### Written instruction
Recast the stretch from the beginning of the material through the line containing "equipment-available: 3 — [648, 1092, 657, 1109]", both ends included, as a JSON list of strings with one string per line and blank lines omitted. Use no other lines.
══ Dataset extract ══
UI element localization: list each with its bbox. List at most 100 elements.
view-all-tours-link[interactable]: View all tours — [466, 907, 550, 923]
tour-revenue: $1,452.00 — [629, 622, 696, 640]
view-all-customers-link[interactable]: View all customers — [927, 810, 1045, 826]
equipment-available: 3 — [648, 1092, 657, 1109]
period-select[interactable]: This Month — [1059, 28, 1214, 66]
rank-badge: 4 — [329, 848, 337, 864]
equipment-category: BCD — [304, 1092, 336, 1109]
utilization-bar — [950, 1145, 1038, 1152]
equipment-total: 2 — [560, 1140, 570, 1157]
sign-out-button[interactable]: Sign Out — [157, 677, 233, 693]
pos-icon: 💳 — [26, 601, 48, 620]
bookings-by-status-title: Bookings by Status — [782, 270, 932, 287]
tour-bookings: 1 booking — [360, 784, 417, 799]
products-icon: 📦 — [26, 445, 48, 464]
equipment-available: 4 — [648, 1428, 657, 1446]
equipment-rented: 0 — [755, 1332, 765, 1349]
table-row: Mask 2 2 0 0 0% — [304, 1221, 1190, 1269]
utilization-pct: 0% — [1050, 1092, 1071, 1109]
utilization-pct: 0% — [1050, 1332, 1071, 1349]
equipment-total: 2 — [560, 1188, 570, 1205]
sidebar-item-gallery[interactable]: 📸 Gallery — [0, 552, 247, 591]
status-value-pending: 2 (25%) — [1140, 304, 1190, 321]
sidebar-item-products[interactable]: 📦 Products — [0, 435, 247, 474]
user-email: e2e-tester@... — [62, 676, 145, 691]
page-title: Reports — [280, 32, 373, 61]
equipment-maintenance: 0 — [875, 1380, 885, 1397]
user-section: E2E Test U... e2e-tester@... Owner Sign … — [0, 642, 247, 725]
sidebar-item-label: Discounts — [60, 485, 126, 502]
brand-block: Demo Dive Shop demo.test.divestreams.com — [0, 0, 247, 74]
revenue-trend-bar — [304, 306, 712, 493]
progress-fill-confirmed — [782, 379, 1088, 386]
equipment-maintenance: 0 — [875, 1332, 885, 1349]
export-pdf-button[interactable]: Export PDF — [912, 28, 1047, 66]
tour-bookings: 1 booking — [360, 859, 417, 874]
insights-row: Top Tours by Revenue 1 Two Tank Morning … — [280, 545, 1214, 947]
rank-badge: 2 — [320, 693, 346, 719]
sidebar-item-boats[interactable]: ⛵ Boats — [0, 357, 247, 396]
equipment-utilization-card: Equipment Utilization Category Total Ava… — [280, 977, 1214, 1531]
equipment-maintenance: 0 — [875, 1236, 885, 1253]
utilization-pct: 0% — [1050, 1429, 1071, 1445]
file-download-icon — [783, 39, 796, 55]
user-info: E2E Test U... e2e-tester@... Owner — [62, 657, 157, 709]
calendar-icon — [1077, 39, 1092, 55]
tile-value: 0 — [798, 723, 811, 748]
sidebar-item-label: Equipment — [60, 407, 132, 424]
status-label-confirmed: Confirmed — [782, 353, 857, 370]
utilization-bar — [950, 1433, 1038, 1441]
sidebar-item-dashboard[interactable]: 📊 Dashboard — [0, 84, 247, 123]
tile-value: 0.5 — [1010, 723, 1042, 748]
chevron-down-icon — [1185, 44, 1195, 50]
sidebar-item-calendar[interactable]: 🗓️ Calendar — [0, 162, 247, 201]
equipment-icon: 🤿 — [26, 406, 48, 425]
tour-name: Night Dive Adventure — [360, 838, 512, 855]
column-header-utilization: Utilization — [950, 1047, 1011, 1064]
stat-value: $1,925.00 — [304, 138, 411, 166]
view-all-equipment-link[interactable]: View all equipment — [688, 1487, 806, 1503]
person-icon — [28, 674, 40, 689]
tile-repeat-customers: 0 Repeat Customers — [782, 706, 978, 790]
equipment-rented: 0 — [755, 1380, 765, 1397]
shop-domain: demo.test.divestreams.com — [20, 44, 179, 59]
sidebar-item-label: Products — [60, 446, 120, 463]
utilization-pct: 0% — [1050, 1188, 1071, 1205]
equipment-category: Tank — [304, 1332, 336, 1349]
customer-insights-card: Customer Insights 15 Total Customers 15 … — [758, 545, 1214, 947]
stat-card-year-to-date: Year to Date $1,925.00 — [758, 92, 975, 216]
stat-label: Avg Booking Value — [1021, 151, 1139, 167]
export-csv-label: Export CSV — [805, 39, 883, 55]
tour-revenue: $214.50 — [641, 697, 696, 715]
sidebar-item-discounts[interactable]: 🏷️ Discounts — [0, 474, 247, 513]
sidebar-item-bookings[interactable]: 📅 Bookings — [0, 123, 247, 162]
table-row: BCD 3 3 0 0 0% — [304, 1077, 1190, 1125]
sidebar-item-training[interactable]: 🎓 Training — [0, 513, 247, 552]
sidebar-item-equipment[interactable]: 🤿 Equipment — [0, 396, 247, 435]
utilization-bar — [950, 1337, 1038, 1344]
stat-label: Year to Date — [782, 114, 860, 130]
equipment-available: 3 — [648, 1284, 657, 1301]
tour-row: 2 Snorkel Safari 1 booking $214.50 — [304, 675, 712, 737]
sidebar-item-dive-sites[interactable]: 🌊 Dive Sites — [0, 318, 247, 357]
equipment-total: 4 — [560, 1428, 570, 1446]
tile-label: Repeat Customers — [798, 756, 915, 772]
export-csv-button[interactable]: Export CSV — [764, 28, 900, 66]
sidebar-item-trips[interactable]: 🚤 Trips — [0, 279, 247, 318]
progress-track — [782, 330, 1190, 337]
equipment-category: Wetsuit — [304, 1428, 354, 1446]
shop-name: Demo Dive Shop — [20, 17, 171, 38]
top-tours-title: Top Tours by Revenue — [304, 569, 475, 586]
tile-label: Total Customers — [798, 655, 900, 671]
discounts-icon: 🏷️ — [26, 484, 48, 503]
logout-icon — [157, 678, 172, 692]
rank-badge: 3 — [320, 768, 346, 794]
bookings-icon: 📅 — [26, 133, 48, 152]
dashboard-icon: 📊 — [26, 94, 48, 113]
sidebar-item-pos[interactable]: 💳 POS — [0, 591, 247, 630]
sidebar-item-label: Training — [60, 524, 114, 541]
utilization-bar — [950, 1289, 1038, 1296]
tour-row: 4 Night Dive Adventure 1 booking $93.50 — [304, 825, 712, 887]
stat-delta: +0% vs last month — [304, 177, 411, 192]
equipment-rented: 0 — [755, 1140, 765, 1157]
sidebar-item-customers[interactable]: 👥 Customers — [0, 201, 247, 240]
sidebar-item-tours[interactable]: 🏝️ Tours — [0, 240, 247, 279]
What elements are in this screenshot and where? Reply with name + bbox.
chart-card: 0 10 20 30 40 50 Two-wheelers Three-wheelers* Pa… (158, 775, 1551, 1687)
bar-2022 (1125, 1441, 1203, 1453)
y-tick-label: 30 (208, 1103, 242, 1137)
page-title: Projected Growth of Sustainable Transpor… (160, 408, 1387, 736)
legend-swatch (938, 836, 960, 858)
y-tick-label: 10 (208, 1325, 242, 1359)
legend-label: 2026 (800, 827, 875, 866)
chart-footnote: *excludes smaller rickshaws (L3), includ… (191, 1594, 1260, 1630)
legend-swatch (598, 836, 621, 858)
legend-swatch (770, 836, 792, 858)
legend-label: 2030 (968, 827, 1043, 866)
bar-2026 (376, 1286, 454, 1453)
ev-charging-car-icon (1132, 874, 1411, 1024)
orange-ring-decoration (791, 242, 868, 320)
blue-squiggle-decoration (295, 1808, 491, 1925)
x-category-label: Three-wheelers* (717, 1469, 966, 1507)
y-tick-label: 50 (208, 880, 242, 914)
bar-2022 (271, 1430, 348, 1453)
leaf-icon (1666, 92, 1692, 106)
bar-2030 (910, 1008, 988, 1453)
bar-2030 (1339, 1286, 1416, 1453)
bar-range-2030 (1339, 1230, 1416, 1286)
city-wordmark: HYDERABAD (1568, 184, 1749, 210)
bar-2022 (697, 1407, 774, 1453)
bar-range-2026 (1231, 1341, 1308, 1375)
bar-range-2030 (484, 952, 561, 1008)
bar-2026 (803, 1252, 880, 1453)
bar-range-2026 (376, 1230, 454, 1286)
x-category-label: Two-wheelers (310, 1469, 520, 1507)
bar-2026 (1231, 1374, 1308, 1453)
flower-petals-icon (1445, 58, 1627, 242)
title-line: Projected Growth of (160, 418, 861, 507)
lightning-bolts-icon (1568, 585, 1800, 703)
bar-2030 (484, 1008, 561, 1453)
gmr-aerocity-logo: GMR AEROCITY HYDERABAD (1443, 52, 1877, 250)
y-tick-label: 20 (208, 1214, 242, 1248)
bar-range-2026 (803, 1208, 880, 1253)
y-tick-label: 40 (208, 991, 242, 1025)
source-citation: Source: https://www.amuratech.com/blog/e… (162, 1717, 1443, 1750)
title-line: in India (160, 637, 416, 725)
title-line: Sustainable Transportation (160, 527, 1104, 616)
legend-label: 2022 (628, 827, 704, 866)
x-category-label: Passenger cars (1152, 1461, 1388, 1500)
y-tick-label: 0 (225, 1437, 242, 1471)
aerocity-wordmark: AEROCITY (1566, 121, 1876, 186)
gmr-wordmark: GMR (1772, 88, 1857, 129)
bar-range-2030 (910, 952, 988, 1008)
═══
### Expected answer
[
  "UI element localization: list each with its bbox. List at most 100 elements.",
  "view-all-tours-link[interactable]: View all tours — [466, 907, 550, 923]",
  "tour-revenue: $1,452.00 — [629, 622, 696, 640]",
  "view-all-customers-link[interactable]: View all customers — [927, 810, 1045, 826]",
  "equipment-available: 3 — [648, 1092, 657, 1109]"
]